**THE REQUEST**. Where a line contains the word "protection", copy that line in full.

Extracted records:
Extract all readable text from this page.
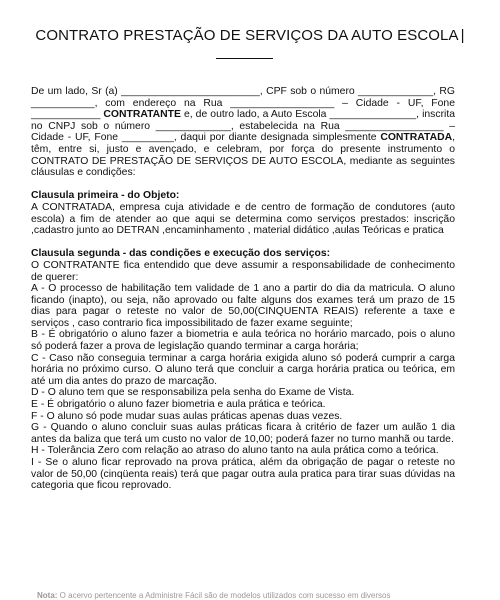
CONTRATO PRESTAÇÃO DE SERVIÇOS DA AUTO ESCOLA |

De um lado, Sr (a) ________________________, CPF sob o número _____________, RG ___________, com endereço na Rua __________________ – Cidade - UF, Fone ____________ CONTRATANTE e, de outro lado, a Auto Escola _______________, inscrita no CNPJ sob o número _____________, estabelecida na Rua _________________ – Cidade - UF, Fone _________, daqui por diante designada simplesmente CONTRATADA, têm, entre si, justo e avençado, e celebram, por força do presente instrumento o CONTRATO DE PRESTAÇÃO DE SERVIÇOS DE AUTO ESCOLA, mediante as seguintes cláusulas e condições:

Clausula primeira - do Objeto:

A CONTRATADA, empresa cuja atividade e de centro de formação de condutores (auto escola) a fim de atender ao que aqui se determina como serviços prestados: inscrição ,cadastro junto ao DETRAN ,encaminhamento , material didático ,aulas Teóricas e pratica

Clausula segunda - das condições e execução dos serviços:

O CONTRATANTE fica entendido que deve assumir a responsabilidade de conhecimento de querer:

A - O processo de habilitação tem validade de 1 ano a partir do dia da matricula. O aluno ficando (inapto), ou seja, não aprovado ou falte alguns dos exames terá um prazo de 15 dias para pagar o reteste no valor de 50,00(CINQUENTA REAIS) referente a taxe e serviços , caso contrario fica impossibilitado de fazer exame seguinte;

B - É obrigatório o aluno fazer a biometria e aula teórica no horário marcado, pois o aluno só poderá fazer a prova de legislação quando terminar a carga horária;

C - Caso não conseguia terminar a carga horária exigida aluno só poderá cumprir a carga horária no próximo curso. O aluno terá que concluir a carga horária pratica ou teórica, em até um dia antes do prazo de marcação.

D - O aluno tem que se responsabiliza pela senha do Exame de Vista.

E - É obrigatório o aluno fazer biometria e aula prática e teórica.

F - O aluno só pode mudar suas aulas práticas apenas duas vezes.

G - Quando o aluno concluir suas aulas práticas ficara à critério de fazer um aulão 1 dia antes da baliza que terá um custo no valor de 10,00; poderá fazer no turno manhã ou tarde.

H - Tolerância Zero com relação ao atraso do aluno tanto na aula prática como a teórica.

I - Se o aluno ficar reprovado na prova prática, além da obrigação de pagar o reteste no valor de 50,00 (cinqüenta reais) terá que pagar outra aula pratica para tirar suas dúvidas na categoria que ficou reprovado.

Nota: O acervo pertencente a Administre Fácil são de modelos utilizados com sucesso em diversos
---
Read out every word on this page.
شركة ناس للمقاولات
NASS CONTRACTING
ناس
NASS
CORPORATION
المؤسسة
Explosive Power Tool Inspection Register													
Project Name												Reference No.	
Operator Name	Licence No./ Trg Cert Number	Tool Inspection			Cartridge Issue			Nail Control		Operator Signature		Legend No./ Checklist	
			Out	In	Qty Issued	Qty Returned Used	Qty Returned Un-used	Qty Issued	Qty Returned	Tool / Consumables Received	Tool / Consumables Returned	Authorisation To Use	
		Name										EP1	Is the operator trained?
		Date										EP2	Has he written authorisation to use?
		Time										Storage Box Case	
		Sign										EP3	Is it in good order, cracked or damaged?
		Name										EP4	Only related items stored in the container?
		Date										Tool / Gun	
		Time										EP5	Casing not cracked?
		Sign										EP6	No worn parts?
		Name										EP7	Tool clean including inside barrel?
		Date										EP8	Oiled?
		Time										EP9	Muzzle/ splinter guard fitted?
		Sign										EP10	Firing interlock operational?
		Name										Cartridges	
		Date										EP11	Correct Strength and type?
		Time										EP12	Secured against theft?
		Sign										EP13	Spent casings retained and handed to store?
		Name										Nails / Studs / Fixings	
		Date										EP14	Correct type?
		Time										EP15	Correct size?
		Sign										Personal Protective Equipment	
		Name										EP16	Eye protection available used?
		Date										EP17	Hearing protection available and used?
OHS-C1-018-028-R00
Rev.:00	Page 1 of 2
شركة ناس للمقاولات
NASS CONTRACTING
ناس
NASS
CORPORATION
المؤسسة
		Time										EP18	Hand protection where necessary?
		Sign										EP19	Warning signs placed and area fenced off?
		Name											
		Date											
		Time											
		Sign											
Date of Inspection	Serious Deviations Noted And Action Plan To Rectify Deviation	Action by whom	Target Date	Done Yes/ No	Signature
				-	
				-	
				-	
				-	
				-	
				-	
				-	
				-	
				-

**RESPONSE TO THE TASK**.
		Name										EP16	Eye protection available used?
		Date										EP17	Hearing protection available and used?
		Time										EP18	Hand protection where necessary?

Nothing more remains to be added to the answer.